§ THE REQUEST:
Please copy out the part of the entries that opens with the line containing "List UI elements" and closes with the line containing "Text: N: N xyxy=(185,124,195,134)", keeping every character unchanged and leaving out the pictures.

---------- TASK INPUT

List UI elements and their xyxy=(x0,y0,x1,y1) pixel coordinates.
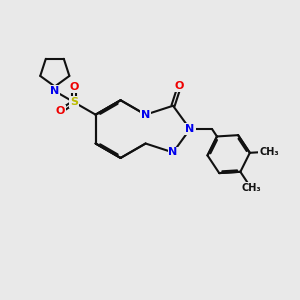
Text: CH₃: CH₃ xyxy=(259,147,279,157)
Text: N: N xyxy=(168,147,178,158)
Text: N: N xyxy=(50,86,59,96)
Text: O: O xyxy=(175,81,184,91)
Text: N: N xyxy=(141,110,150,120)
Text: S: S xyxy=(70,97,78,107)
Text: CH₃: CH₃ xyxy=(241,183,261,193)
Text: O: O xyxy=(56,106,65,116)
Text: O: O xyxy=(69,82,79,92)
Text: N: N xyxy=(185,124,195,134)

--------------------
---------- TASK INPUT

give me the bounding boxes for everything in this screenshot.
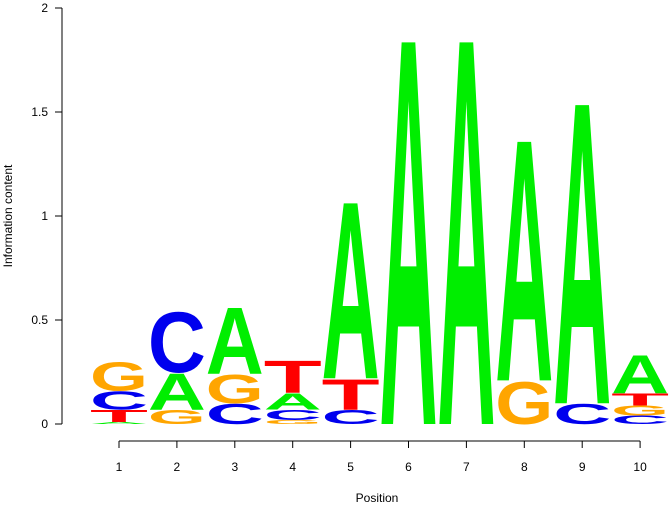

--------------------

§ WRITTEN RESPONSE:
List UI elements and their xyxy=(x0,y0,x1,y1) pixel coordinates.
Text: CH₃: CH₃ xyxy=(259,147,279,157)
Text: N: N xyxy=(168,147,178,158)
Text: N: N xyxy=(50,86,59,96)
Text: O: O xyxy=(175,81,184,91)
Text: N: N xyxy=(141,110,150,120)
Text: S: S xyxy=(70,97,78,107)
Text: CH₃: CH₃ xyxy=(241,183,261,193)
Text: O: O xyxy=(56,106,65,116)
Text: O: O xyxy=(69,82,79,92)
Text: N: N xyxy=(185,124,195,134)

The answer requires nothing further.